**Problem statement:**
Would you retype all of these records exactly?

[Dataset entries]
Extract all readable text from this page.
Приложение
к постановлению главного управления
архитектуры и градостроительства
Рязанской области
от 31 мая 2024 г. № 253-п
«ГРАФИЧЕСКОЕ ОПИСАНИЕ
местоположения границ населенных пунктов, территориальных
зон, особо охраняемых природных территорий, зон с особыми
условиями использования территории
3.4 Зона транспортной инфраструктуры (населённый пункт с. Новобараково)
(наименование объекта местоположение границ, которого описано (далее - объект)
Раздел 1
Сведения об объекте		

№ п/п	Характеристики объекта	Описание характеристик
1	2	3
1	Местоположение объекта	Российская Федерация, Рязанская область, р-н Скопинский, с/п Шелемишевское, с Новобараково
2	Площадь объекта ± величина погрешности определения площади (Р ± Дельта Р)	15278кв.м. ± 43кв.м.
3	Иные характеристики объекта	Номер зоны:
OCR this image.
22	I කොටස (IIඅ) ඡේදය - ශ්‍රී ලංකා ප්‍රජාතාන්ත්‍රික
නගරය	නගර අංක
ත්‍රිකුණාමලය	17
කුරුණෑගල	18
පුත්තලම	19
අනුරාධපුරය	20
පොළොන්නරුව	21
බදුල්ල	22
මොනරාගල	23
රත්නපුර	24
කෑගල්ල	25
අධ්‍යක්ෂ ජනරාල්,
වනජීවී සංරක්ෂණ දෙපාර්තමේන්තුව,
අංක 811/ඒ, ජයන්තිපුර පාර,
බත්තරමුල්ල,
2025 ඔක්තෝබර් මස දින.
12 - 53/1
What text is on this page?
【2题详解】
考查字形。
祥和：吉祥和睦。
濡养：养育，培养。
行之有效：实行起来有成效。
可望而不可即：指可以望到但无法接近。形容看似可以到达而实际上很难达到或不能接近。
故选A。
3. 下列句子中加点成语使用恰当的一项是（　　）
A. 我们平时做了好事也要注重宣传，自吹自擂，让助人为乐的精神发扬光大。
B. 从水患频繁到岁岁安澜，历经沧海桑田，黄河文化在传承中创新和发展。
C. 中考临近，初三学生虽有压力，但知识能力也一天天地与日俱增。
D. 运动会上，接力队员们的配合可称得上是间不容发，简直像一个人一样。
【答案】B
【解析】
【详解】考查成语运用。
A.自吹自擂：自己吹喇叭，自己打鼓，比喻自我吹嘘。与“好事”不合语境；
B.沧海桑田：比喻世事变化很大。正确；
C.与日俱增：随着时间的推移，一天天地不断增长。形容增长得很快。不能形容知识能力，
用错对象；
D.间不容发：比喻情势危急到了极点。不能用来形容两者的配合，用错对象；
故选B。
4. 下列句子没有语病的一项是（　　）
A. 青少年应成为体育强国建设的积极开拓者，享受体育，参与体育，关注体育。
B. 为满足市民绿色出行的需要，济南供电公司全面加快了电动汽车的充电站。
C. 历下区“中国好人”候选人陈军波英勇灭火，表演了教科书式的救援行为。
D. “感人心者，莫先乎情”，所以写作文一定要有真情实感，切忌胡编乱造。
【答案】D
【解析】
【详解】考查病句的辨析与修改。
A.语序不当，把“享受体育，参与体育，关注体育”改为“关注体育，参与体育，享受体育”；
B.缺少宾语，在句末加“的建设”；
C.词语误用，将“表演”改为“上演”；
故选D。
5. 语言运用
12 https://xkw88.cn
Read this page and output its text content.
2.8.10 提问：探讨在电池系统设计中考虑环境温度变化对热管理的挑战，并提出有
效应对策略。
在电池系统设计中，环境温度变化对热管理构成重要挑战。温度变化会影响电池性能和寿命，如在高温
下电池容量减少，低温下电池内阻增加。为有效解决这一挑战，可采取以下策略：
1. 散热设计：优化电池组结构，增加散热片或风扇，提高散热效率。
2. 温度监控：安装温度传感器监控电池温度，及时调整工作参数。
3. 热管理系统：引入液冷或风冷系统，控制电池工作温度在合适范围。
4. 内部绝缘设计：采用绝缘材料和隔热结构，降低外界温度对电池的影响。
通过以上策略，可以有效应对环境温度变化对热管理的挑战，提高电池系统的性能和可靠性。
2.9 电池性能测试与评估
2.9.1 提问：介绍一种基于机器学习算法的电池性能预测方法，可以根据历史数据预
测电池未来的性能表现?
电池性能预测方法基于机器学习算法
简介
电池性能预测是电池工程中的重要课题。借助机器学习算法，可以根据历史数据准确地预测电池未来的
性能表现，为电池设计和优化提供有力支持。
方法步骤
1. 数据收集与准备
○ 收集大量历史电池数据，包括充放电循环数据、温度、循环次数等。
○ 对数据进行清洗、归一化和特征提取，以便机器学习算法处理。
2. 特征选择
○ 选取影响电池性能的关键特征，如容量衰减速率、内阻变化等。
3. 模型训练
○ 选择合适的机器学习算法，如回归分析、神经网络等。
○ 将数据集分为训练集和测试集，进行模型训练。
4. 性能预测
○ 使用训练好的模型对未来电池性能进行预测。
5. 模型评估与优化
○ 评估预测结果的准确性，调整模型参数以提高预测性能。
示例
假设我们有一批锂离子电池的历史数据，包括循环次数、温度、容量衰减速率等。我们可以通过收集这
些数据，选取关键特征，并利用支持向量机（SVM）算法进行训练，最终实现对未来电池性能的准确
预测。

**Output for this exercise:**
Extract all readable text from this page.
Приложение
к постановлению главного управления
архитектуры и градостроительства
Рязанской области
от 31 мая 2024 г. № 253-п
«ГРАФИЧЕСКОЕ ОПИСАНИЕ
местоположения границ населенных пунктов, территориальных
зон, особо охраняемых природных территорий, зон с особыми
условиями использования территории
3.4 Зона транспортной инфраструктуры (населённый пункт с. Новобараково)
(наименование объекта местоположение границ, которого описано (далее - объект)
Раздел 1
Сведения об объекте		

№ п/п	Характеристики объекта	Описание характеристик
1	2	3
1	Местоположение объекта	Российская Федерация, Рязанская область, р-н Скопинский, с/п Шелемишевское, с Новобараково
2	Площадь объекта ± величина погрешности определения площади (Р ± Дельта Р)	15278кв.м. ± 43кв.м.
3	Иные характеристики объекта	Номер зоны:
OCR this image.
22	I කොටස (IIඅ) ඡේදය - ශ්‍රී ලංකා ප්‍රජාතාන්ත්‍රික
නගරය	නගර අංක
ත්‍රිකුණාමලය	17
කුරුණෑගල	18
පුත්තලම	19
අනුරාධපුරය	20
පොළොන්නරුව	21
බදුල්ල	22
මොනරාගල	23
රත්නපුර	24
කෑගල්ල	25
අධ්‍යක්ෂ ජනරාල්,
වනජීවී සංරක්ෂණ දෙපාර්තමේන්තුව,
අංක 811/ඒ, ජයන්තිපුර පාර,
බත්තරමුල්ල,
2025 ඔක්තෝබර් මස දින.
12 - 53/1
What text is on this page?
【2题详解】
考查字形。
祥和：吉祥和睦。
濡养：养育，培养。
行之有效：实行起来有成效。
可望而不可即：指可以望到但无法接近。形容看似可以到达而实际上很难达到或不能接近。
故选A。
3. 下列句子中加点成语使用恰当的一项是（　　）
A. 我们平时做了好事也要注重宣传，自吹自擂，让助人为乐的精神发扬光大。
B. 从水患频繁到岁岁安澜，历经沧海桑田，黄河文化在传承中创新和发展。
C. 中考临近，初三学生虽有压力，但知识能力也一天天地与日俱增。
D. 运动会上，接力队员们的配合可称得上是间不容发，简直像一个人一样。
【答案】B
【解析】
【详解】考查成语运用。
A.自吹自擂：自己吹喇叭，自己打鼓，比喻自我吹嘘。与“好事”不合语境；
B.沧海桑田：比喻世事变化很大。正确；
C.与日俱增：随着时间的推移，一天天地不断增长。形容增长得很快。不能形容知识能力，
用错对象；
D.间不容发：比喻情势危急到了极点。不能用来形容两者的配合，用错对象；
故选B。
4. 下列句子没有语病的一项是（　　）
A. 青少年应成为体育强国建设的积极开拓者，享受体育，参与体育，关注体育。
B. 为满足市民绿色出行的需要，济南供电公司全面加快了电动汽车的充电站。
C. 历下区“中国好人”候选人陈军波英勇灭火，表演了教科书式的救援行为。
D. “感人心者，莫先乎情”，所以写作文一定要有真情实感，切忌胡编乱造。
【答案】D
【解析】
【详解】考查病句的辨析与修改。
A.语序不当，把“享受体育，参与体育，关注体育”改为“关注体育，参与体育，享受体育”；
B.缺少宾语，在句末加“的建设”；
C.词语误用，将“表演”改为“上演”；
故选D。
5. 语言运用
12 https://xkw88.cn
Read this page and output its text content.
2.8.10 提问：探讨在电池系统设计中考虑环境温度变化对热管理的挑战，并提出有
效应对策略。
在电池系统设计中，环境温度变化对热管理构成重要挑战。温度变化会影响电池性能和寿命，如在高温
下电池容量减少，低温下电池内阻增加。为有效解决这一挑战，可采取以下策略：
1. 散热设计：优化电池组结构，增加散热片或风扇，提高散热效率。
2. 温度监控：安装温度传感器监控电池温度，及时调整工作参数。
3. 热管理系统：引入液冷或风冷系统，控制电池工作温度在合适范围。
4. 内部绝缘设计：采用绝缘材料和隔热结构，降低外界温度对电池的影响。
通过以上策略，可以有效应对环境温度变化对热管理的挑战，提高电池系统的性能和可靠性。
2.9 电池性能测试与评估
2.9.1 提问：介绍一种基于机器学习算法的电池性能预测方法，可以根据历史数据预
测电池未来的性能表现?
电池性能预测方法基于机器学习算法
简介
电池性能预测是电池工程中的重要课题。借助机器学习算法，可以根据历史数据准确地预测电池未来的
性能表现，为电池设计和优化提供有力支持。
方法步骤
1. 数据收集与准备
○ 收集大量历史电池数据，包括充放电循环数据、温度、循环次数等。
○ 对数据进行清洗、归一化和特征提取，以便机器学习算法处理。
2. 特征选择
○ 选取影响电池性能的关键特征，如容量衰减速率、内阻变化等。
3. 模型训练
○ 选择合适的机器学习算法，如回归分析、神经网络等。
○ 将数据集分为训练集和测试集，进行模型训练。
4. 性能预测
○ 使用训练好的模型对未来电池性能进行预测。
5. 模型评估与优化
○ 评估预测结果的准确性，调整模型参数以提高预测性能。
示例
假设我们有一批锂离子电池的历史数据，包括循环次数、温度、容量衰减速率等。我们可以通过收集这
些数据，选取关键特征，并利用支持向量机（SVM）算法进行训练，最终实现对未来电池性能的准确
预测。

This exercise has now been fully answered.